WRITTEN REQUEST
Find the string "dans" in the records. Copy every line it appears in.

····················

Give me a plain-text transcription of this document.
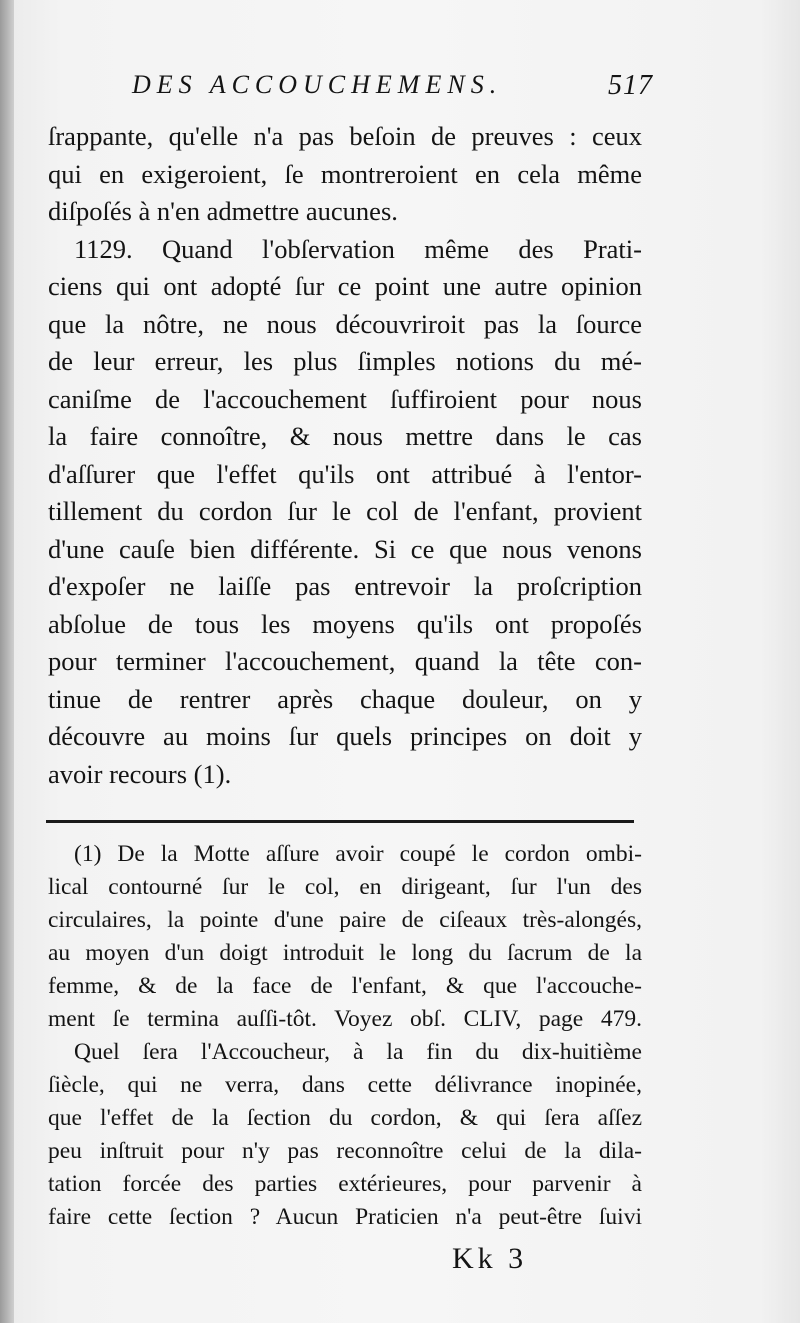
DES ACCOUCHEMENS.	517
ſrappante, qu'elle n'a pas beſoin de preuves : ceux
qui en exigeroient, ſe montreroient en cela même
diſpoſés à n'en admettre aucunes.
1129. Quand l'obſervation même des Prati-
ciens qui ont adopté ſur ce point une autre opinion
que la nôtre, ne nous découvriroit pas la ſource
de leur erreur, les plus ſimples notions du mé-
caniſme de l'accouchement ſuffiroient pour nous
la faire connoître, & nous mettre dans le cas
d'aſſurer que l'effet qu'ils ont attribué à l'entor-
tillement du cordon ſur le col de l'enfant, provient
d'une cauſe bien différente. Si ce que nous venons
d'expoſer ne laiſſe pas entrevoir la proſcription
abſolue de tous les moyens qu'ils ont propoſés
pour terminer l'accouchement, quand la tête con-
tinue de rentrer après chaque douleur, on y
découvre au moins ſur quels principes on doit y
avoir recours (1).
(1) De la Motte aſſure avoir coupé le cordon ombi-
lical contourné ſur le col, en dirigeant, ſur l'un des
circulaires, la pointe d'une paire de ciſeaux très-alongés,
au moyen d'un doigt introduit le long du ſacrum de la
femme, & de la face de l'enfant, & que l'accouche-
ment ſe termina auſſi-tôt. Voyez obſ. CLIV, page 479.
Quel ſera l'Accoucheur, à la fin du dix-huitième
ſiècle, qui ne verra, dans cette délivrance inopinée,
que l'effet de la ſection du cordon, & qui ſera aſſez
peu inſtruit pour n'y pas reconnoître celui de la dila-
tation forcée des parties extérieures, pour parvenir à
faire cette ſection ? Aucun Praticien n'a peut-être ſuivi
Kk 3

····················

TASK SOLUTION
la faire connoître, & nous mettre dans le cas
ſiècle, qui ne verra, dans cette délivrance inopinée,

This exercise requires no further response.